>> begin SUPPLIED DATA
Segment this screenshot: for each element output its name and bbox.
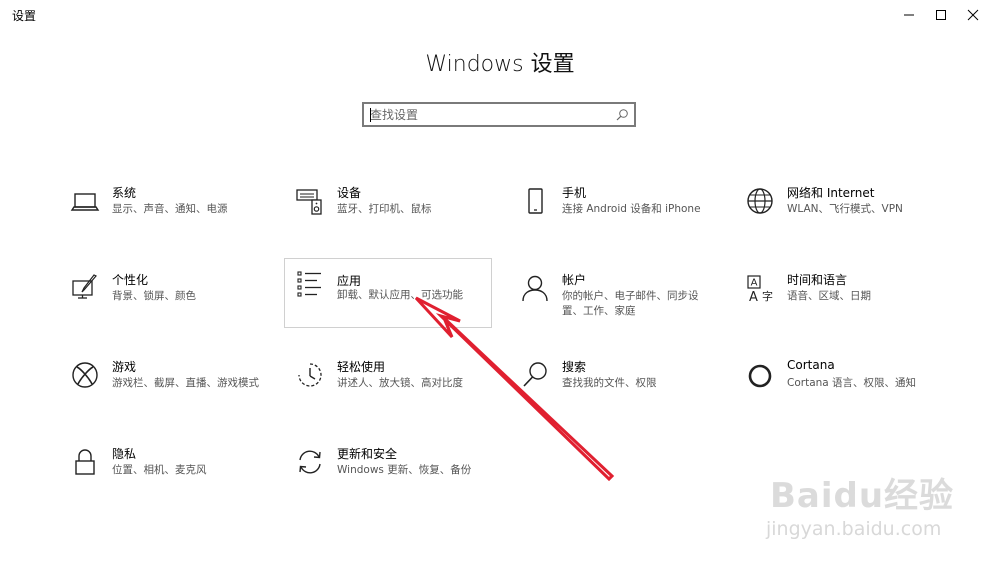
tile-title: 系统 [112, 186, 137, 200]
time-language-icon: AA字 [745, 273, 775, 303]
tile-time-language[interactable]: AA字 时间和语言 语音、区域、日期 [735, 265, 945, 337]
tile-description: 语音、区域、日期 [787, 290, 871, 302]
cortana-ring-icon [745, 360, 775, 390]
tile-network[interactable]: 网络和 Internet WLAN、飞行模式、VPN [735, 178, 945, 250]
baidu-watermark: Baidu经验 jingyan.baidu.com [760, 460, 980, 550]
lock-icon [70, 447, 100, 477]
tile-description: 连接 Android 设备和 iPhone [562, 203, 701, 215]
tile-title: 手机 [562, 186, 587, 200]
tile-title: 设备 [337, 186, 362, 200]
tile-description: Windows 更新、恢复、备份 [337, 464, 472, 476]
svg-text:A: A [751, 278, 758, 289]
sync-icon [295, 447, 325, 477]
tile-description: 卸载、默认应用、可选功能 [337, 289, 463, 301]
page-title: Windows 设置 [425, 52, 575, 77]
tile-search[interactable]: 搜索 查找我的文件、权限 [510, 352, 720, 424]
tile-accounts[interactable]: 帐户 你的帐户、电子邮件、同步设置、工作、家庭 [510, 265, 720, 337]
tile-title: 网络和 Internet [787, 186, 875, 200]
tile-ease-of-access[interactable]: 轻松使用 讲述人、放大镜、高对比度 [285, 352, 495, 424]
tile-description: Cortana 语言、权限、通知 [787, 377, 917, 389]
tile-apps[interactable]: 应用 卸载、默认应用、可选功能 [284, 258, 492, 328]
xbox-icon [70, 360, 100, 390]
minimize-icon [904, 14, 914, 16]
tile-title: 轻松使用 [337, 360, 386, 374]
tile-description: 你的帐户、电子邮件、同步设置、工作、家庭 [562, 290, 699, 317]
tile-description: WLAN、飞行模式、VPN [787, 203, 903, 215]
tile-privacy[interactable]: 隐私 位置、相机、麦克风 [60, 439, 270, 511]
tile-title: 时间和语言 [787, 273, 848, 287]
tile-title: 搜索 [562, 360, 587, 374]
svg-text:字: 字 [762, 289, 773, 303]
tile-description: 背景、锁屏、颜色 [112, 290, 196, 302]
tile-title: 个性化 [112, 273, 149, 287]
tile-description: 蓝牙、打印机、鼠标 [337, 203, 432, 215]
tile-phone[interactable]: 手机 连接 Android 设备和 iPhone [510, 178, 720, 250]
search-box[interactable] [362, 102, 636, 127]
title-bar: 设置 [0, 0, 1000, 30]
close-icon [967, 9, 979, 21]
globe-icon [745, 186, 775, 216]
tile-cortana[interactable]: Cortana Cortana 语言、权限、通知 [735, 352, 945, 424]
text-caret [370, 108, 371, 122]
search-input[interactable] [370, 106, 610, 124]
tile-title: 游戏 [112, 360, 137, 374]
person-icon [520, 273, 550, 303]
tile-description: 查找我的文件、权限 [562, 377, 657, 389]
tile-title: 隐私 [112, 447, 137, 461]
close-button[interactable] [950, 0, 996, 30]
devices-icon [295, 186, 325, 216]
laptop-icon [70, 186, 100, 216]
svg-text:A: A [749, 290, 758, 303]
apps-list-icon [295, 269, 325, 299]
tile-description: 显示、声音、通知、电源 [112, 203, 228, 215]
tile-personalization[interactable]: 个性化 背景、锁屏、颜色 [60, 265, 270, 337]
tile-title: 更新和安全 [337, 447, 398, 461]
tile-description: 讲述人、放大镜、高对比度 [337, 377, 463, 389]
maximize-icon [936, 10, 946, 20]
tile-devices[interactable]: 设备 蓝牙、打印机、鼠标 [285, 178, 495, 250]
search-icon[interactable] [616, 108, 629, 121]
tile-system[interactable]: 系统 显示、声音、通知、电源 [60, 178, 270, 250]
window-title: 设置 [12, 9, 37, 23]
tile-gaming[interactable]: 游戏 游戏栏、截屏、直播、游戏模式 [60, 352, 270, 424]
watermark-url: jingyan.baidu.com [766, 518, 942, 540]
tile-title: 帐户 [562, 273, 587, 287]
tile-title: 应用 [337, 274, 362, 288]
tile-description: 位置、相机、麦克风 [112, 464, 207, 476]
ease-of-access-icon [295, 360, 325, 390]
search-magnifier-icon [520, 360, 550, 390]
tile-update-security[interactable]: 更新和安全 Windows 更新、恢复、备份 [285, 439, 495, 511]
personalization-icon [70, 273, 100, 303]
tile-title: Cortana [787, 358, 835, 372]
watermark-brand: Baidu经验 [770, 476, 955, 516]
tile-description: 游戏栏、截屏、直播、游戏模式 [112, 377, 259, 389]
phone-icon [520, 186, 550, 216]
>> end SUPPLIED DATA
*TASK DESCRIPTION*
Revise the stretch of data from the line containing "tile-title: 系统 [112, 186, 137, 200]" through the line containing "tile-title: 轻松使用 [337, 360, 386, 374]", changing every occurrence of "tile-description" to "tile-subtitle" and leaving everything else as it is.

*REPLY TO THE TASK*
tile-title: 系统 [112, 186, 137, 200]
time-language-icon: AA字 [745, 273, 775, 303]
tile-time-language[interactable]: AA字 时间和语言 语音、区域、日期 [735, 265, 945, 337]
tile-subtitle: 语音、区域、日期 [787, 290, 871, 302]
cortana-ring-icon [745, 360, 775, 390]
tile-network[interactable]: 网络和 Internet WLAN、飞行模式、VPN [735, 178, 945, 250]
baidu-watermark: Baidu经验 jingyan.baidu.com [760, 460, 980, 550]
lock-icon [70, 447, 100, 477]
tile-subtitle: 连接 Android 设备和 iPhone [562, 203, 701, 215]
tile-title: 手机 [562, 186, 587, 200]
tile-title: 设备 [337, 186, 362, 200]
tile-subtitle: Windows 更新、恢复、备份 [337, 464, 472, 476]
svg-text:A: A [751, 278, 758, 289]
sync-icon [295, 447, 325, 477]
tile-subtitle: 卸载、默认应用、可选功能 [337, 289, 463, 301]
page-title: Windows 设置 [425, 52, 575, 77]
tile-search[interactable]: 搜索 查找我的文件、权限 [510, 352, 720, 424]
tile-accounts[interactable]: 帐户 你的帐户、电子邮件、同步设置、工作、家庭 [510, 265, 720, 337]
tile-title: 网络和 Internet [787, 186, 875, 200]
tile-ease-of-access[interactable]: 轻松使用 讲述人、放大镜、高对比度 [285, 352, 495, 424]
tile-subtitle: Cortana 语言、权限、通知 [787, 377, 917, 389]
tile-apps[interactable]: 应用 卸载、默认应用、可选功能 [284, 258, 492, 328]
xbox-icon [70, 360, 100, 390]
minimize-icon [904, 14, 914, 16]
tile-title: 轻松使用 [337, 360, 386, 374]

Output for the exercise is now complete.